◆ Work instructions
Drop the pictures, then extract the listing word for word.

◆ Record extracts
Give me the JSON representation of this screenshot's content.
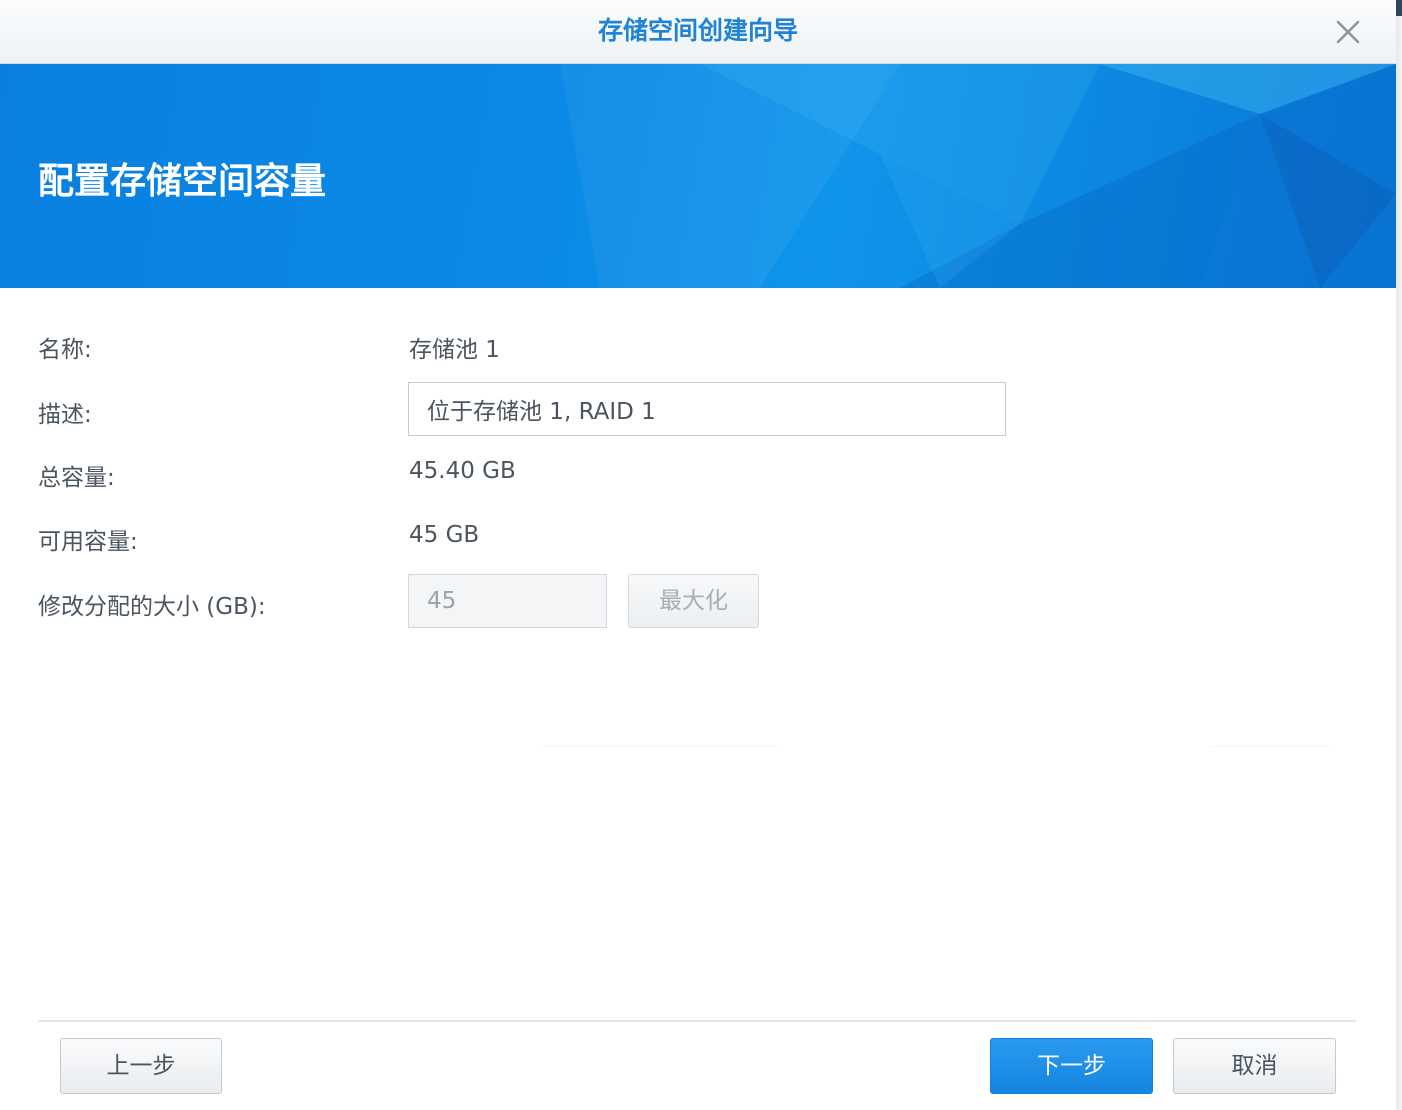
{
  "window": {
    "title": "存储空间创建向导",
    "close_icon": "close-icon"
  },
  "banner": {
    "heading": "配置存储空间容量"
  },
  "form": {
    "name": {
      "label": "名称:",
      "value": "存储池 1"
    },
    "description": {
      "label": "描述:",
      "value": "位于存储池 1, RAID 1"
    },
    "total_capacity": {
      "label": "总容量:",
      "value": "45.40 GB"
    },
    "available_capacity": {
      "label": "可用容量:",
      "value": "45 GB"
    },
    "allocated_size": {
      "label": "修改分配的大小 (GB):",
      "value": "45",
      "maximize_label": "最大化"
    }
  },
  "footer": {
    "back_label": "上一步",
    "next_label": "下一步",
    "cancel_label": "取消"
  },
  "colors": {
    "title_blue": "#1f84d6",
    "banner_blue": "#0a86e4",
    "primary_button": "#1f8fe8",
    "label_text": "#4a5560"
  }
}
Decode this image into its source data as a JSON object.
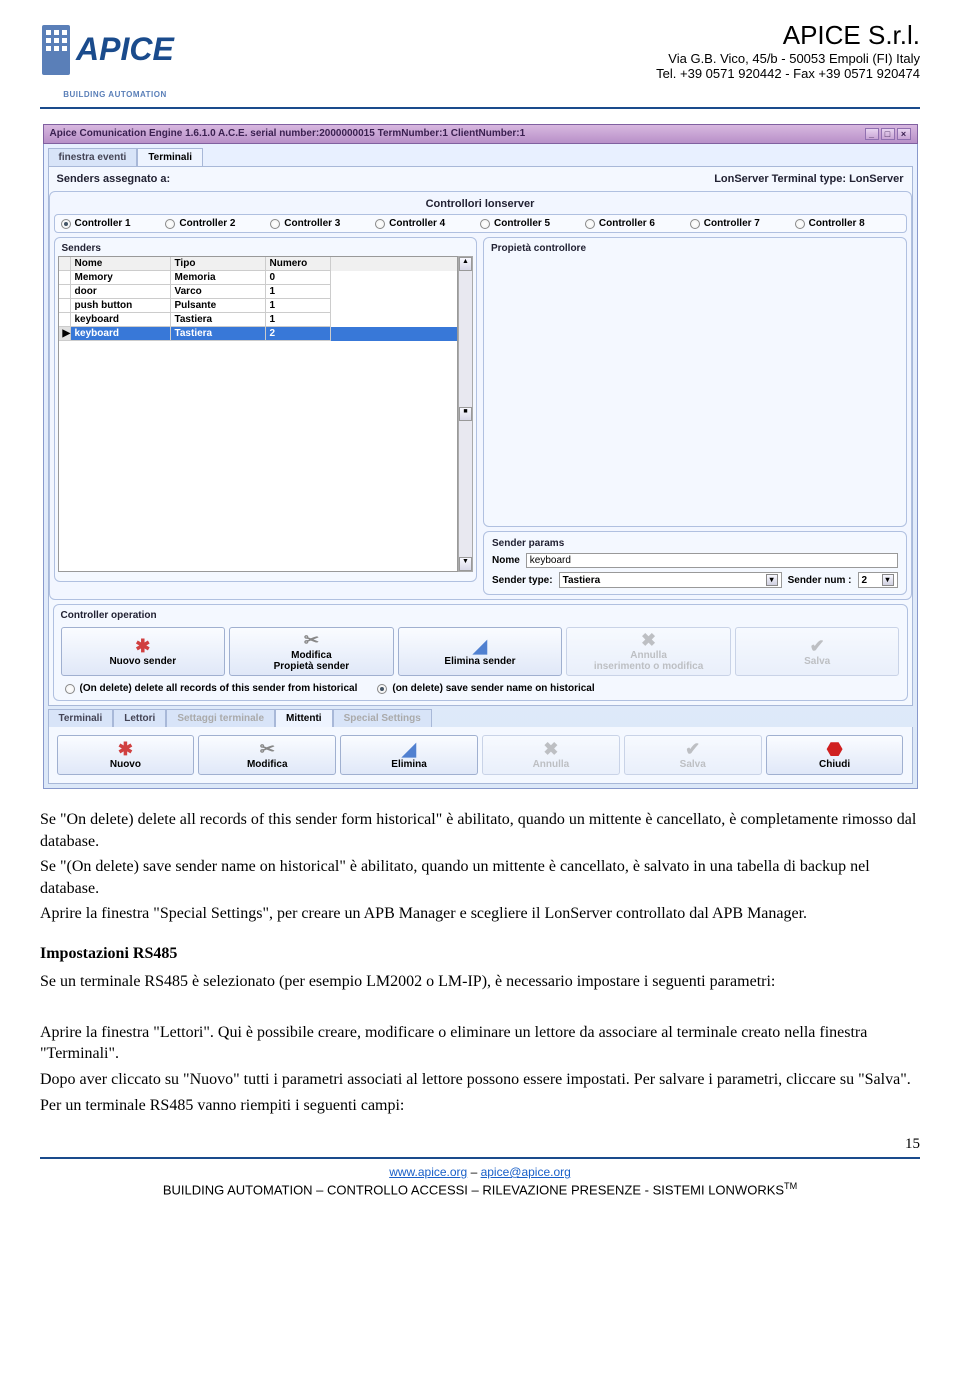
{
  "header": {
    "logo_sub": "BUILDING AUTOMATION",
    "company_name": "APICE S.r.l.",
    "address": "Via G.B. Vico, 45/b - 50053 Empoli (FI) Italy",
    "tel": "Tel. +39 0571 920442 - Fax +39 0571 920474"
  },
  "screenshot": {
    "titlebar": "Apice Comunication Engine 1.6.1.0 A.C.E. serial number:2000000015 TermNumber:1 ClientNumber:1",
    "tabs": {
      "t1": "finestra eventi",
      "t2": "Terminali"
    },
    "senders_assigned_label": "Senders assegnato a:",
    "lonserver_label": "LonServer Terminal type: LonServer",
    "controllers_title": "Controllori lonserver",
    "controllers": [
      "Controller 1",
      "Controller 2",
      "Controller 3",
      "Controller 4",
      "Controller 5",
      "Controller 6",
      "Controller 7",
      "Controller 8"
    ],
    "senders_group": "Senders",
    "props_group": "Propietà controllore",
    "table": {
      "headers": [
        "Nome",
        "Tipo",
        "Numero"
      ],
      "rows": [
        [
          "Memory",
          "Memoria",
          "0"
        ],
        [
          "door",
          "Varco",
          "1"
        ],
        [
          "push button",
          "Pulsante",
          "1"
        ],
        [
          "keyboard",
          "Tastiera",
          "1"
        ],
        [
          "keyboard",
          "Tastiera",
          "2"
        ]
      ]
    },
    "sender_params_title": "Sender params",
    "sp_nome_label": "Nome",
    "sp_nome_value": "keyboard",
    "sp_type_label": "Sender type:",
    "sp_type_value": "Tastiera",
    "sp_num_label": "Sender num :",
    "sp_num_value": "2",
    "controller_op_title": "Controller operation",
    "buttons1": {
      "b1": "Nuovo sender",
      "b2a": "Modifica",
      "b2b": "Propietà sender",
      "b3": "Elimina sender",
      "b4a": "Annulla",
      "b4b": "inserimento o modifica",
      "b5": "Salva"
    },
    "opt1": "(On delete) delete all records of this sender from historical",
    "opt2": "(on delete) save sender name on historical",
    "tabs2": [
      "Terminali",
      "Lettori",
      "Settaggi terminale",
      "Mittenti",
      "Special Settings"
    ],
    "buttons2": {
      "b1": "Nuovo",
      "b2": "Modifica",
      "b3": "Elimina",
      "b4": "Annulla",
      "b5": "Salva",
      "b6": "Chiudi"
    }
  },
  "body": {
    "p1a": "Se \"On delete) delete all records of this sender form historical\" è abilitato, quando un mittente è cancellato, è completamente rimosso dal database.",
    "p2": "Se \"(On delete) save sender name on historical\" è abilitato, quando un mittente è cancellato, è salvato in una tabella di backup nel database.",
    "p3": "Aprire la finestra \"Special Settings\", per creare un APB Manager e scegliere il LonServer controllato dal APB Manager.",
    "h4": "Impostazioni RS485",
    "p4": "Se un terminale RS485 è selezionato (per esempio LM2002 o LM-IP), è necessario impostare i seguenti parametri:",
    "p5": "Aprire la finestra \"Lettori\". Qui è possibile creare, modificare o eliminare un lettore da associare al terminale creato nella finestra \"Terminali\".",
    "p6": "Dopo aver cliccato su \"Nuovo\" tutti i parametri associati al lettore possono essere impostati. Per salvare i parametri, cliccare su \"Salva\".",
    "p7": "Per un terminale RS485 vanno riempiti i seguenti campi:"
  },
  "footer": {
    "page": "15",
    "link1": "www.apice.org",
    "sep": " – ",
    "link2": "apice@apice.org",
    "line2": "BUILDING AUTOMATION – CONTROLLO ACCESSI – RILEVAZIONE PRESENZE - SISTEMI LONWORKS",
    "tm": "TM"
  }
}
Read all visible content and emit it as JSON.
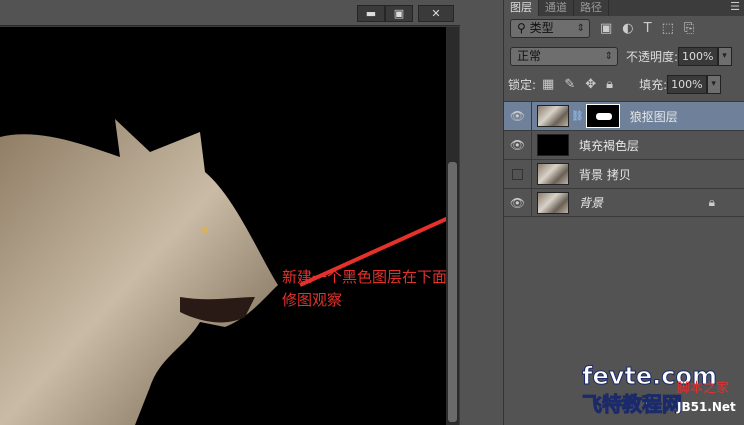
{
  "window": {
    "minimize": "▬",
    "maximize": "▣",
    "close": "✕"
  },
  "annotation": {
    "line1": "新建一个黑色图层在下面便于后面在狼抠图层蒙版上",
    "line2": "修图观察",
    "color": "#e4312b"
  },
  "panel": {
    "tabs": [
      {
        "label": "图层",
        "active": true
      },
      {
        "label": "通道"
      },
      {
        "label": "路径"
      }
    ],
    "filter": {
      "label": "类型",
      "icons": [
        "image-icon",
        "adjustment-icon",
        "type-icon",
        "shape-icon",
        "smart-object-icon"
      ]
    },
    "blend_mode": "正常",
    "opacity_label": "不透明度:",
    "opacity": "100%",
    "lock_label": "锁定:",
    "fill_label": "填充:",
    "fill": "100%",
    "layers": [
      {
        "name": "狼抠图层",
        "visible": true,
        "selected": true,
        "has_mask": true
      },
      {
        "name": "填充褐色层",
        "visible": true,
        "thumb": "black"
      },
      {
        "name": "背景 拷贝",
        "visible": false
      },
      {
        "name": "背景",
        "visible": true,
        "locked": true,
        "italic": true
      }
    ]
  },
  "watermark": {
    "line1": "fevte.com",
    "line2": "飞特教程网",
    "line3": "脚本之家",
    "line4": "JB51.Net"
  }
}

◆ Final answer
Give me the JSON representation of this screenshot's content.
{
  "window": {
    "title": "存储空间创建向导",
    "close_icon": "close-icon"
  },
  "banner": {
    "heading": "配置存储空间容量"
  },
  "form": {
    "name": {
      "label": "名称:",
      "value": "存储池 1"
    },
    "description": {
      "label": "描述:",
      "value": "位于存储池 1, RAID 1"
    },
    "total_capacity": {
      "label": "总容量:",
      "value": "45.40 GB"
    },
    "available_capacity": {
      "label": "可用容量:",
      "value": "45 GB"
    },
    "allocated_size": {
      "label": "修改分配的大小 (GB):",
      "value": "45",
      "maximize_label": "最大化"
    }
  },
  "footer": {
    "back_label": "上一步",
    "next_label": "下一步",
    "cancel_label": "取消"
  },
  "colors": {
    "title_blue": "#1f84d6",
    "banner_blue": "#0a86e4",
    "primary_button": "#1f8fe8",
    "label_text": "#4a5560"
  }
}
Decode this image into its source data as a JSON object.
{
  "header": {
    "logo_sub": "BUILDING AUTOMATION",
    "company_name": "APICE S.r.l.",
    "address": "Via G.B. Vico, 45/b - 50053 Empoli (FI) Italy",
    "tel": "Tel. +39 0571 920442 - Fax +39 0571 920474"
  },
  "screenshot": {
    "titlebar": "Apice Comunication Engine 1.6.1.0 A.C.E. serial number:2000000015 TermNumber:1 ClientNumber:1",
    "tabs": {
      "t1": "finestra eventi",
      "t2": "Terminali"
    },
    "senders_assigned_label": "Senders assegnato a:",
    "lonserver_label": "LonServer Terminal type: LonServer",
    "controllers_title": "Controllori lonserver",
    "controllers": [
      "Controller 1",
      "Controller 2",
      "Controller 3",
      "Controller 4",
      "Controller 5",
      "Controller 6",
      "Controller 7",
      "Controller 8"
    ],
    "senders_group": "Senders",
    "props_group": "Propietà controllore",
    "table": {
      "headers": [
        "Nome",
        "Tipo",
        "Numero"
      ],
      "rows": [
        [
          "Memory",
          "Memoria",
          "0"
        ],
        [
          "door",
          "Varco",
          "1"
        ],
        [
          "push button",
          "Pulsante",
          "1"
        ],
        [
          "keyboard",
          "Tastiera",
          "1"
        ],
        [
          "keyboard",
          "Tastiera",
          "2"
        ]
      ]
    },
    "sender_params_title": "Sender params",
    "sp_nome_label": "Nome",
    "sp_nome_value": "keyboard",
    "sp_type_label": "Sender type:",
    "sp_type_value": "Tastiera",
    "sp_num_label": "Sender num :",
    "sp_num_value": "2",
    "controller_op_title": "Controller operation",
    "buttons1": {
      "b1": "Nuovo sender",
      "b2a": "Modifica",
      "b2b": "Propietà sender",
      "b3": "Elimina sender",
      "b4a": "Annulla",
      "b4b": "inserimento o modifica",
      "b5": "Salva"
    },
    "opt1": "(On delete) delete all records of this sender from historical",
    "opt2": "(on delete) save sender name on historical",
    "tabs2": [
      "Terminali",
      "Lettori",
      "Settaggi terminale",
      "Mittenti",
      "Special Settings"
    ],
    "buttons2": {
      "b1": "Nuovo",
      "b2": "Modifica",
      "b3": "Elimina",
      "b4": "Annulla",
      "b5": "Salva",
      "b6": "Chiudi"
    }
  },
  "body": {
    "p1a": "Se \"On delete) delete all records of this sender form historical\" è abilitato, quando un mittente è cancellato, è completamente rimosso dal database.",
    "p2": "Se \"(On delete) save sender name on historical\" è abilitato, quando un mittente è cancellato, è salvato in una tabella di backup nel database.",
    "p3": "Aprire la finestra \"Special Settings\", per creare un APB Manager e scegliere il LonServer controllato dal APB Manager.",
    "h4": "Impostazioni RS485",
    "p4": "Se un terminale RS485 è selezionato (per esempio LM2002 o LM-IP), è necessario impostare i seguenti parametri:",
    "p5": "Aprire la finestra \"Lettori\". Qui è possibile creare, modificare o eliminare un lettore da associare al terminale creato nella finestra \"Terminali\".",
    "p6": "Dopo aver cliccato su \"Nuovo\" tutti i parametri associati al lettore possono essere impostati. Per salvare i parametri, cliccare su \"Salva\".",
    "p7": "Per un terminale RS485 vanno riempiti i seguenti campi:"
  },
  "footer": {
    "page": "15",
    "link1": "www.apice.org",
    "sep": " – ",
    "link2": "apice@apice.org",
    "line2": "BUILDING AUTOMATION – CONTROLLO ACCESSI – RILEVAZIONE PRESENZE - SISTEMI LONWORKS",
    "tm": "TM"
  }
}
Read all visible content and emit it as JSON.
{
  "window": {
    "minimize": "▬",
    "maximize": "▣",
    "close": "✕"
  },
  "annotation": {
    "line1": "新建一个黑色图层在下面便于后面在狼抠图层蒙版上",
    "line2": "修图观察",
    "color": "#e4312b"
  },
  "panel": {
    "tabs": [
      {
        "label": "图层",
        "active": true
      },
      {
        "label": "通道"
      },
      {
        "label": "路径"
      }
    ],
    "filter": {
      "label": "类型",
      "icons": [
        "image-icon",
        "adjustment-icon",
        "type-icon",
        "shape-icon",
        "smart-object-icon"
      ]
    },
    "blend_mode": "正常",
    "opacity_label": "不透明度:",
    "opacity": "100%",
    "lock_label": "锁定:",
    "fill_label": "填充:",
    "fill": "100%",
    "layers": [
      {
        "name": "狼抠图层",
        "visible": true,
        "selected": true,
        "has_mask": true
      },
      {
        "name": "填充褐色层",
        "visible": true,
        "thumb": "black"
      },
      {
        "name": "背景 拷贝",
        "visible": false
      },
      {
        "name": "背景",
        "visible": true,
        "locked": true,
        "italic": true
      }
    ]
  },
  "watermark": {
    "line1": "fevte.com",
    "line2": "飞特教程网",
    "line3": "脚本之家",
    "line4": "JB51.Net"
  }
}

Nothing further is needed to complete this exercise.